Rutas
Ruta Samurái: sueño cumplido
Mongolia es como otro mundo, como si la civilización no se hubiese desarrollado nunca, sólo en muy pocos aspectos. Por lo pronto, si me quejaba de Rusia, en Mongolia las carreteras no existen, hay pistas de tierra a montones y como no lleves un buen GPS y buenas nociones de orientación, te pierdes en nada y allí te quedas…
Al entrar en la frontera, en Tashanta, tuve problemillas, para no variar; tras varias gestiones y charlas me dejaron entrar. Te cobran por todo. Un tipo al salir de la frontera mongol, en medio de la pista, te dice que hace falta un seguro para la moto, que luego es una mentira… en fin, todo distinto. Lloviendo por pista embarrada, menos mal que el piso era pedregoso y agarraba algo la moto; ir con esas ruedas era jugársela siempre, te encontrabas arena y sufrías de lo lindo. A veces vi mi moto entrar en barrena, de lado a lado, arenales difíciles, y salía dando gas como un poseso y no me caí no sé cómo, a punto estuve muchas veces, cosas de viajar en moto.
Esa primera noche en Mongolia dormí en una yurta, casa típica de esos lares. Sus gentes, superamables, aunque las comodidades nada que ver ni tan siquiera con mi saco de dormir, pero eso era lo de menos, la amabilidad de esas personas, sus sonrisas, el dártelo todo, eso jamás se olvida.
Quizás por un lado genial, la gente fantástica; por otro, la comida, regulín, pero no tienen para más, sobreviven con lo justo, y esa cama de muelles jamás la olvidaré, tenía tanto frío, que sólo me quité botas, casco y chupa y lo demás puesto, dentro de la cama. Me invitaron a su casa al verme ir por esas pistas perdidas con agua y embarradas. Eran dos chicos en una pequeña moto, me indicaron y yo les seguí, tenían cara de felicidad y asombro al verme. Fue gracioso, la carne que me ofrecieron tenía tantos tendones –era de cabra–, que me era imposible comerla, la masticaba lo que podía sonriendo frente a ellos, pero no podía comerla… cuando podía, me la ponía en la mano y la tiraba al suelo, era tierra y no se notaba. Lo que sí pude comer fueron una especie de tortitas de maíz o algo así que te daban con un té especial como con leche.
Una reunión inesperada
Seguí la marcha al día siguiente, mucho calor, poca agua, todo el día con diarreas, los mosquitos que si paras te comen; en fin, sí, muy bonito el lugar, mucho relax, poco tráfico, ja, ja, ja, pero duro, así es el desierto. Yo recomiendo llevar un vehículo escoba, tipo Land Rover, con agua, alguna pieza y comida, ya que en Mongolia, exceptuando un par de sitios, la comida es pésima.

────────────────

== CONSIGNA 1 ==
Según el relato sobre Mongolia, ¿dónde se durmió la primera noche en ese país?

== SECCIÓN DE DATOS ==
────────────────

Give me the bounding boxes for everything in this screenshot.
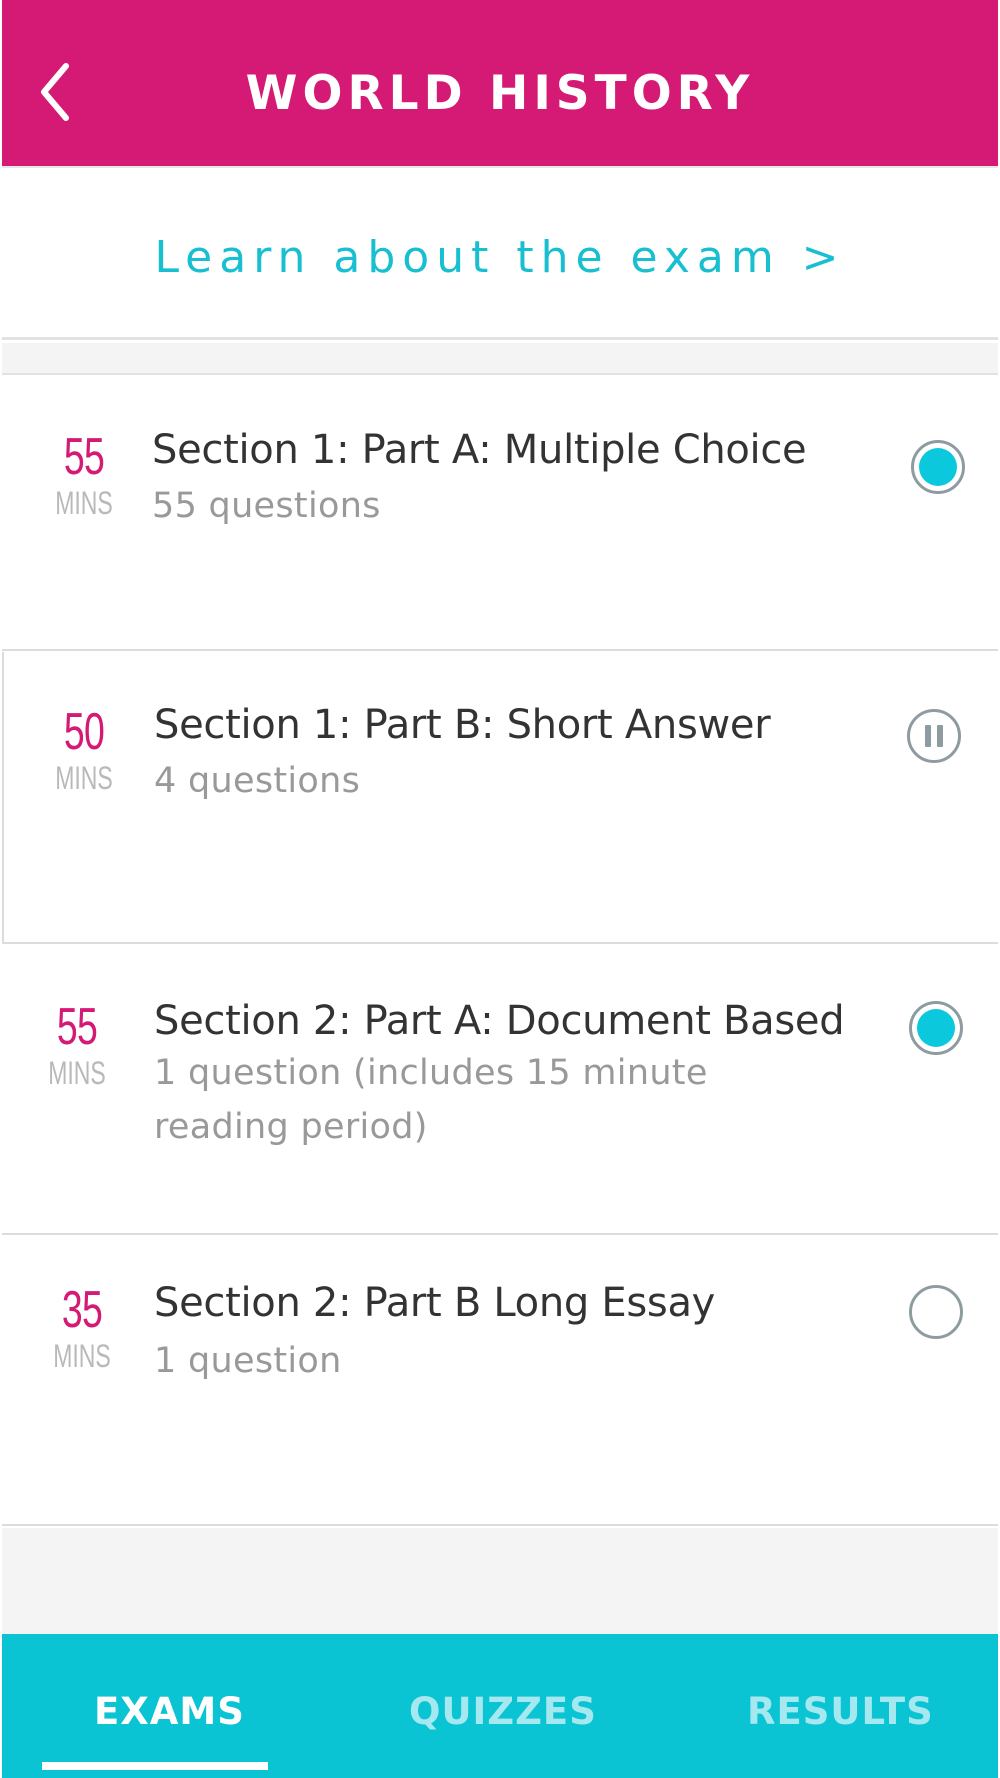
bottom-tab-bar: EXAMS QUIZZES RESULTS bbox=[2, 1634, 998, 1778]
section-minutes: 55 bbox=[56, 998, 98, 1056]
section-status[interactable] bbox=[908, 1000, 964, 1056]
page-title: WORLD HISTORY bbox=[245, 66, 755, 121]
section-subtitle-line-2: reading period) bbox=[154, 1107, 428, 1147]
section-subtitle-line-1: 1 question (includes 15 minute bbox=[154, 1053, 708, 1093]
pause-circle-icon bbox=[907, 709, 961, 763]
section-row[interactable]: 35 MINS Section 2: Part B Long Essay 1 q… bbox=[2, 1236, 998, 1526]
section-row[interactable]: 55 MINS Section 2: Part A: Document Base… bbox=[2, 945, 998, 1235]
section-minutes: 35 bbox=[61, 1281, 103, 1339]
tab-results[interactable]: RESULTS bbox=[747, 1690, 934, 1733]
section-minutes-unit: MINS bbox=[53, 1338, 111, 1374]
list-footer-spacer bbox=[2, 1528, 998, 1634]
section-status[interactable] bbox=[910, 439, 966, 495]
active-tab-indicator bbox=[42, 1762, 268, 1770]
section-subtitle: 1 question bbox=[154, 1341, 342, 1381]
section-title: Section 2: Part B Long Essay bbox=[154, 1280, 716, 1326]
section-status[interactable] bbox=[908, 1284, 964, 1340]
empty-circle-icon bbox=[909, 1285, 963, 1339]
learn-about-exam-link[interactable]: Learn about the exam > bbox=[2, 232, 998, 283]
tab-quizzes[interactable]: QUIZZES bbox=[409, 1690, 597, 1733]
filled-circle-icon bbox=[911, 440, 965, 494]
section-title: Section 1: Part A: Multiple Choice bbox=[152, 427, 807, 473]
tab-exams[interactable]: EXAMS bbox=[94, 1690, 245, 1733]
section-divider bbox=[2, 343, 998, 375]
section-minutes: 50 bbox=[63, 703, 105, 761]
section-subtitle: 55 questions bbox=[152, 486, 381, 526]
section-minutes-unit: MINS bbox=[55, 760, 113, 796]
filled-circle-icon bbox=[909, 1001, 963, 1055]
section-row[interactable]: 50 MINS Section 1: Part B: Short Answer … bbox=[2, 652, 998, 944]
app-header: WORLD HISTORY bbox=[2, 0, 998, 168]
section-title: Section 2: Part A: Document Based bbox=[154, 998, 845, 1044]
section-status[interactable] bbox=[906, 708, 962, 764]
section-row[interactable]: 55 MINS Section 1: Part A: Multiple Choi… bbox=[2, 377, 998, 651]
section-title: Section 1: Part B: Short Answer bbox=[154, 702, 771, 748]
section-minutes: 55 bbox=[63, 428, 105, 486]
section-subtitle: 4 questions bbox=[154, 761, 361, 801]
section-minutes-unit: MINS bbox=[48, 1055, 106, 1091]
section-minutes-unit: MINS bbox=[55, 485, 113, 521]
learn-bar: Learn about the exam > bbox=[2, 170, 998, 340]
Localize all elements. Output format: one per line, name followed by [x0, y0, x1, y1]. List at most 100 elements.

────────────────

== CONSIGNA 2 ==
Reproduce tal cual las líneas de los registros, empezando por la línea que contiene "bottom-tab-bar: EXAMS QUIZZES" y siguiendo hasta la línea que contiene "section-row[interactable]: 55 MINS Section 2: Part", ambas incluidas.

== RESULTADO FINAL 1 ==
En una yurta, la casa típica de esos lares.

== RESULTADO FINAL 2 ==
bottom-tab-bar: EXAMS QUIZZES RESULTS bbox=[2, 1634, 998, 1778]
section-minutes: 55 bbox=[56, 998, 98, 1056]
section-status[interactable] bbox=[908, 1000, 964, 1056]
page-title: WORLD HISTORY bbox=[245, 66, 755, 121]
section-subtitle-line-2: reading period) bbox=[154, 1107, 428, 1147]
section-subtitle-line-1: 1 question (includes 15 minute bbox=[154, 1053, 708, 1093]
pause-circle-icon bbox=[907, 709, 961, 763]
section-row[interactable]: 35 MINS Section 2: Part B Long Essay 1 q… bbox=[2, 1236, 998, 1526]
section-row[interactable]: 55 MINS Section 2: Part A: Document Base… bbox=[2, 945, 998, 1235]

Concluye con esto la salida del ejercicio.